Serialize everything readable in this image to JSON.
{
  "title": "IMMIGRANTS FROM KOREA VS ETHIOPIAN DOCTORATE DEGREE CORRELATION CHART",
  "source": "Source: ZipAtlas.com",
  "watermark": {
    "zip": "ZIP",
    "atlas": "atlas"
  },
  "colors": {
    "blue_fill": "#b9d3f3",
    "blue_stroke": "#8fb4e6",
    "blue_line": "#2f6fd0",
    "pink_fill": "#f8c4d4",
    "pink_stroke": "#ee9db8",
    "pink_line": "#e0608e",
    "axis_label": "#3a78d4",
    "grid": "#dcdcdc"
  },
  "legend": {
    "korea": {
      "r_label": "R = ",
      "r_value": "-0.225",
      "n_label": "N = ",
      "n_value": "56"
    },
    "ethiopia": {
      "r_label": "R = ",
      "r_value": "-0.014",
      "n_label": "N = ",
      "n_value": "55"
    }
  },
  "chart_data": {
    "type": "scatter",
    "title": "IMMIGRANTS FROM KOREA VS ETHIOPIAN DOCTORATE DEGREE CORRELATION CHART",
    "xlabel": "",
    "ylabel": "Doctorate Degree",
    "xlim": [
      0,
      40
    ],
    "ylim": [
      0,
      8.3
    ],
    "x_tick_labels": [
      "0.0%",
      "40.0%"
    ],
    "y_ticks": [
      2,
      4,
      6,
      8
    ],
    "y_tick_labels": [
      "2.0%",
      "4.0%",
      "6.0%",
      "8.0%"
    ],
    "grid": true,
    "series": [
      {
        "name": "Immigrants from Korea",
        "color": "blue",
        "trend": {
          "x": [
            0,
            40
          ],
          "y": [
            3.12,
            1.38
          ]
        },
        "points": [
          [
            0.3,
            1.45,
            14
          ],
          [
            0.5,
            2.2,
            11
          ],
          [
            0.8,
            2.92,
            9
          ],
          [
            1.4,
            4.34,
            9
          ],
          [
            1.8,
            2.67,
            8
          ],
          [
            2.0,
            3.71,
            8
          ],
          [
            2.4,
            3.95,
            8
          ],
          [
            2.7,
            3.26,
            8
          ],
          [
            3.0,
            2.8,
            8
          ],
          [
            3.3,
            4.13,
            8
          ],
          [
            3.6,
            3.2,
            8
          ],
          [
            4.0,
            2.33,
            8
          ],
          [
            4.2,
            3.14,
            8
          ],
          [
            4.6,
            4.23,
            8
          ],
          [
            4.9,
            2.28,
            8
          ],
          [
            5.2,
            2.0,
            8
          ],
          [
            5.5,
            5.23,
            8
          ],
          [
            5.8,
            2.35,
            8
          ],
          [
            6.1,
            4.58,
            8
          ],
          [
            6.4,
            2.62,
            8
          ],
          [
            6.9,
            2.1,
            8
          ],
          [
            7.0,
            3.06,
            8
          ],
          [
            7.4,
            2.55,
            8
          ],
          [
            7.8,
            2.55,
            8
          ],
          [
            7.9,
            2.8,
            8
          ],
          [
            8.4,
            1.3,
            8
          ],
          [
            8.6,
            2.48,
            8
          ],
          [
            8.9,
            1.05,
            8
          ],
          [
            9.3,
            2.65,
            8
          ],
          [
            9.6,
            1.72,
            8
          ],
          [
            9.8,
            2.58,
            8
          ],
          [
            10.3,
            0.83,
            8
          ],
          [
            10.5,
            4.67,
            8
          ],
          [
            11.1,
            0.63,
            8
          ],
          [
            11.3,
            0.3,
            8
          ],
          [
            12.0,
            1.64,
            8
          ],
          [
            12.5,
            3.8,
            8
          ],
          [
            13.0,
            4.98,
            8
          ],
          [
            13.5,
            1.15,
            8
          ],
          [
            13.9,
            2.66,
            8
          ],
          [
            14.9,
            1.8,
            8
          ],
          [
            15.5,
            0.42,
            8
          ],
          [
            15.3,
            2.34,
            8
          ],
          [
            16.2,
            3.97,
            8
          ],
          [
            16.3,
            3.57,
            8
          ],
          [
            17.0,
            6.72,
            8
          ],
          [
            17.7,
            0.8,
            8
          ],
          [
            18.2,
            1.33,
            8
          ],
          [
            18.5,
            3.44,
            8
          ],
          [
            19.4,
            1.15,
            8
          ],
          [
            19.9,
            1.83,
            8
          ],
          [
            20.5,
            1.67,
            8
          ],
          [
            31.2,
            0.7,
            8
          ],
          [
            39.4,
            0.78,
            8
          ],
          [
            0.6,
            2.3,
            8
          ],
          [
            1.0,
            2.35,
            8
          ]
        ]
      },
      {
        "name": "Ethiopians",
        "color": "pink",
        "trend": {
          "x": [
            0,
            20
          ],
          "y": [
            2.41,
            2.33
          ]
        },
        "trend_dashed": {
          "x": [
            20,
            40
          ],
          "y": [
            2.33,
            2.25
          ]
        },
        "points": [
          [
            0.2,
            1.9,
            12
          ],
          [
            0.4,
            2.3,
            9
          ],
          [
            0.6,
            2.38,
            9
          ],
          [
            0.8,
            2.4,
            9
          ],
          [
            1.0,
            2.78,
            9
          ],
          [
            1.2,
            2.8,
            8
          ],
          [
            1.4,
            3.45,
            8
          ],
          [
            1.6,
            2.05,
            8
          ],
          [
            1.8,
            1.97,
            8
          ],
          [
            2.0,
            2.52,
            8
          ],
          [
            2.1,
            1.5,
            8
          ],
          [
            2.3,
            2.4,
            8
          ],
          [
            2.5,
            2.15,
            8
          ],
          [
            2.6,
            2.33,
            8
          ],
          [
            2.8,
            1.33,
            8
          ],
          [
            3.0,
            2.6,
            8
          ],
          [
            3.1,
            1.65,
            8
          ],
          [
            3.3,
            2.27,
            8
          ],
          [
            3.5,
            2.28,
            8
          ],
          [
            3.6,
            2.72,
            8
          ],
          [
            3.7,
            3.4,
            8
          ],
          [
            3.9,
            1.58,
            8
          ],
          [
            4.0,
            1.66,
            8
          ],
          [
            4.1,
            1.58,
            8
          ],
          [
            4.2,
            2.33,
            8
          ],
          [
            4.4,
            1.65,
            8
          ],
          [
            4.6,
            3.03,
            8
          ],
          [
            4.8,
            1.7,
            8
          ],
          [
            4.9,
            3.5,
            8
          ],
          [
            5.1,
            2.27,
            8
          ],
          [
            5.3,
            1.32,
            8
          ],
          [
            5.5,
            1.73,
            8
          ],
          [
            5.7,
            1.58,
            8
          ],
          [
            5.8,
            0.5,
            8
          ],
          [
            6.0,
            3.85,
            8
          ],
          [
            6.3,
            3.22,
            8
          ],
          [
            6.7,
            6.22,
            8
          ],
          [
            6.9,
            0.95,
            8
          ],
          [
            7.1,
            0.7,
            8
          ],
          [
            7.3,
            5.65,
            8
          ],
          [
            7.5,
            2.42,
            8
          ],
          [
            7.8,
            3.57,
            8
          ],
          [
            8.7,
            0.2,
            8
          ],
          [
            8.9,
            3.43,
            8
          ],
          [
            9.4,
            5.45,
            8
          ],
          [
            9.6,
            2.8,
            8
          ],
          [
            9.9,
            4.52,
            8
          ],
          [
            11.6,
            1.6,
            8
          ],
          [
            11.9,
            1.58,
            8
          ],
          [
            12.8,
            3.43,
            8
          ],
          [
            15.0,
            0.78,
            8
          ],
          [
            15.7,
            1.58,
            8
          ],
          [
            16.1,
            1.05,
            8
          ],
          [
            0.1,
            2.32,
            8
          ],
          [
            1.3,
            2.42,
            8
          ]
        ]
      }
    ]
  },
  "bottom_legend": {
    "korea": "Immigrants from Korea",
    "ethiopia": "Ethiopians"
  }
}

(INSTRUCTIONS FOR THE TASK)
Write out the listing once more, matching it exactly.

(RESULT OF THIS EXERCISE)
Serialize everything readable in this image to JSON.
{
  "title": "IMMIGRANTS FROM KOREA VS ETHIOPIAN DOCTORATE DEGREE CORRELATION CHART",
  "source": "Source: ZipAtlas.com",
  "watermark": {
    "zip": "ZIP",
    "atlas": "atlas"
  },
  "colors": {
    "blue_fill": "#b9d3f3",
    "blue_stroke": "#8fb4e6",
    "blue_line": "#2f6fd0",
    "pink_fill": "#f8c4d4",
    "pink_stroke": "#ee9db8",
    "pink_line": "#e0608e",
    "axis_label": "#3a78d4",
    "grid": "#dcdcdc"
  },
  "legend": {
    "korea": {
      "r_label": "R = ",
      "r_value": "-0.225",
      "n_label": "N = ",
      "n_value": "56"
    },
    "ethiopia": {
      "r_label": "R = ",
      "r_value": "-0.014",
      "n_label": "N = ",
      "n_value": "55"
    }
  },
  "chart_data": {
    "type": "scatter",
    "title": "IMMIGRANTS FROM KOREA VS ETHIOPIAN DOCTORATE DEGREE CORRELATION CHART",
    "xlabel": "",
    "ylabel": "Doctorate Degree",
    "xlim": [
      0,
      40
    ],
    "ylim": [
      0,
      8.3
    ],
    "x_tick_labels": [
      "0.0%",
      "40.0%"
    ],
    "y_ticks": [
      2,
      4,
      6,
      8
    ],
    "y_tick_labels": [
      "2.0%",
      "4.0%",
      "6.0%",
      "8.0%"
    ],
    "grid": true,
    "series": [
      {
        "name": "Immigrants from Korea",
        "color": "blue",
        "trend": {
          "x": [
            0,
            40
          ],
          "y": [
            3.12,
            1.38
          ]
        },
        "points": [
          [
            0.3,
            1.45,
            14
          ],
          [
            0.5,
            2.2,
            11
          ],
          [
            0.8,
            2.92,
            9
          ],
          [
            1.4,
            4.34,
            9
          ],
          [
            1.8,
            2.67,
            8
          ],
          [
            2.0,
            3.71,
            8
          ],
          [
            2.4,
            3.95,
            8
          ],
          [
            2.7,
            3.26,
            8
          ],
          [
            3.0,
            2.8,
            8
          ],
          [
            3.3,
            4.13,
            8
          ],
          [
            3.6,
            3.2,
            8
          ],
          [
            4.0,
            2.33,
            8
          ],
          [
            4.2,
            3.14,
            8
          ],
          [
            4.6,
            4.23,
            8
          ],
          [
            4.9,
            2.28,
            8
          ],
          [
            5.2,
            2.0,
            8
          ],
          [
            5.5,
            5.23,
            8
          ],
          [
            5.8,
            2.35,
            8
          ],
          [
            6.1,
            4.58,
            8
          ],
          [
            6.4,
            2.62,
            8
          ],
          [
            6.9,
            2.1,
            8
          ],
          [
            7.0,
            3.06,
            8
          ],
          [
            7.4,
            2.55,
            8
          ],
          [
            7.8,
            2.55,
            8
          ],
          [
            7.9,
            2.8,
            8
          ],
          [
            8.4,
            1.3,
            8
          ],
          [
            8.6,
            2.48,
            8
          ],
          [
            8.9,
            1.05,
            8
          ],
          [
            9.3,
            2.65,
            8
          ],
          [
            9.6,
            1.72,
            8
          ],
          [
            9.8,
            2.58,
            8
          ],
          [
            10.3,
            0.83,
            8
          ],
          [
            10.5,
            4.67,
            8
          ],
          [
            11.1,
            0.63,
            8
          ],
          [
            11.3,
            0.3,
            8
          ],
          [
            12.0,
            1.64,
            8
          ],
          [
            12.5,
            3.8,
            8
          ],
          [
            13.0,
            4.98,
            8
          ],
          [
            13.5,
            1.15,
            8
          ],
          [
            13.9,
            2.66,
            8
          ],
          [
            14.9,
            1.8,
            8
          ],
          [
            15.5,
            0.42,
            8
          ],
          [
            15.3,
            2.34,
            8
          ],
          [
            16.2,
            3.97,
            8
          ],
          [
            16.3,
            3.57,
            8
          ],
          [
            17.0,
            6.72,
            8
          ],
          [
            17.7,
            0.8,
            8
          ],
          [
            18.2,
            1.33,
            8
          ],
          [
            18.5,
            3.44,
            8
          ],
          [
            19.4,
            1.15,
            8
          ],
          [
            19.9,
            1.83,
            8
          ],
          [
            20.5,
            1.67,
            8
          ],
          [
            31.2,
            0.7,
            8
          ],
          [
            39.4,
            0.78,
            8
          ],
          [
            0.6,
            2.3,
            8
          ],
          [
            1.0,
            2.35,
            8
          ]
        ]
      },
      {
        "name": "Ethiopians",
        "color": "pink",
        "trend": {
          "x": [
            0,
            20
          ],
          "y": [
            2.41,
            2.33
          ]
        },
        "trend_dashed": {
          "x": [
            20,
            40
          ],
          "y": [
            2.33,
            2.25
          ]
        },
        "points": [
          [
            0.2,
            1.9,
            12
          ],
          [
            0.4,
            2.3,
            9
          ],
          [
            0.6,
            2.38,
            9
          ],
          [
            0.8,
            2.4,
            9
          ],
          [
            1.0,
            2.78,
            9
          ],
          [
            1.2,
            2.8,
            8
          ],
          [
            1.4,
            3.45,
            8
          ],
          [
            1.6,
            2.05,
            8
          ],
          [
            1.8,
            1.97,
            8
          ],
          [
            2.0,
            2.52,
            8
          ],
          [
            2.1,
            1.5,
            8
          ],
          [
            2.3,
            2.4,
            8
          ],
          [
            2.5,
            2.15,
            8
          ],
          [
            2.6,
            2.33,
            8
          ],
          [
            2.8,
            1.33,
            8
          ],
          [
            3.0,
            2.6,
            8
          ],
          [
            3.1,
            1.65,
            8
          ],
          [
            3.3,
            2.27,
            8
          ],
          [
            3.5,
            2.28,
            8
          ],
          [
            3.6,
            2.72,
            8
          ],
          [
            3.7,
            3.4,
            8
          ],
          [
            3.9,
            1.58,
            8
          ],
          [
            4.0,
            1.66,
            8
          ],
          [
            4.1,
            1.58,
            8
          ],
          [
            4.2,
            2.33,
            8
          ],
          [
            4.4,
            1.65,
            8
          ],
          [
            4.6,
            3.03,
            8
          ],
          [
            4.8,
            1.7,
            8
          ],
          [
            4.9,
            3.5,
            8
          ],
          [
            5.1,
            2.27,
            8
          ],
          [
            5.3,
            1.32,
            8
          ],
          [
            5.5,
            1.73,
            8
          ],
          [
            5.7,
            1.58,
            8
          ],
          [
            5.8,
            0.5,
            8
          ],
          [
            6.0,
            3.85,
            8
          ],
          [
            6.3,
            3.22,
            8
          ],
          [
            6.7,
            6.22,
            8
          ],
          [
            6.9,
            0.95,
            8
          ],
          [
            7.1,
            0.7,
            8
          ],
          [
            7.3,
            5.65,
            8
          ],
          [
            7.5,
            2.42,
            8
          ],
          [
            7.8,
            3.57,
            8
          ],
          [
            8.7,
            0.2,
            8
          ],
          [
            8.9,
            3.43,
            8
          ],
          [
            9.4,
            5.45,
            8
          ],
          [
            9.6,
            2.8,
            8
          ],
          [
            9.9,
            4.52,
            8
          ],
          [
            11.6,
            1.6,
            8
          ],
          [
            11.9,
            1.58,
            8
          ],
          [
            12.8,
            3.43,
            8
          ],
          [
            15.0,
            0.78,
            8
          ],
          [
            15.7,
            1.58,
            8
          ],
          [
            16.1,
            1.05,
            8
          ],
          [
            0.1,
            2.32,
            8
          ],
          [
            1.3,
            2.42,
            8
          ]
        ]
      }
    ]
  },
  "bottom_legend": {
    "korea": "Immigrants from Korea",
    "ethiopia": "Ethiopians"
  }
}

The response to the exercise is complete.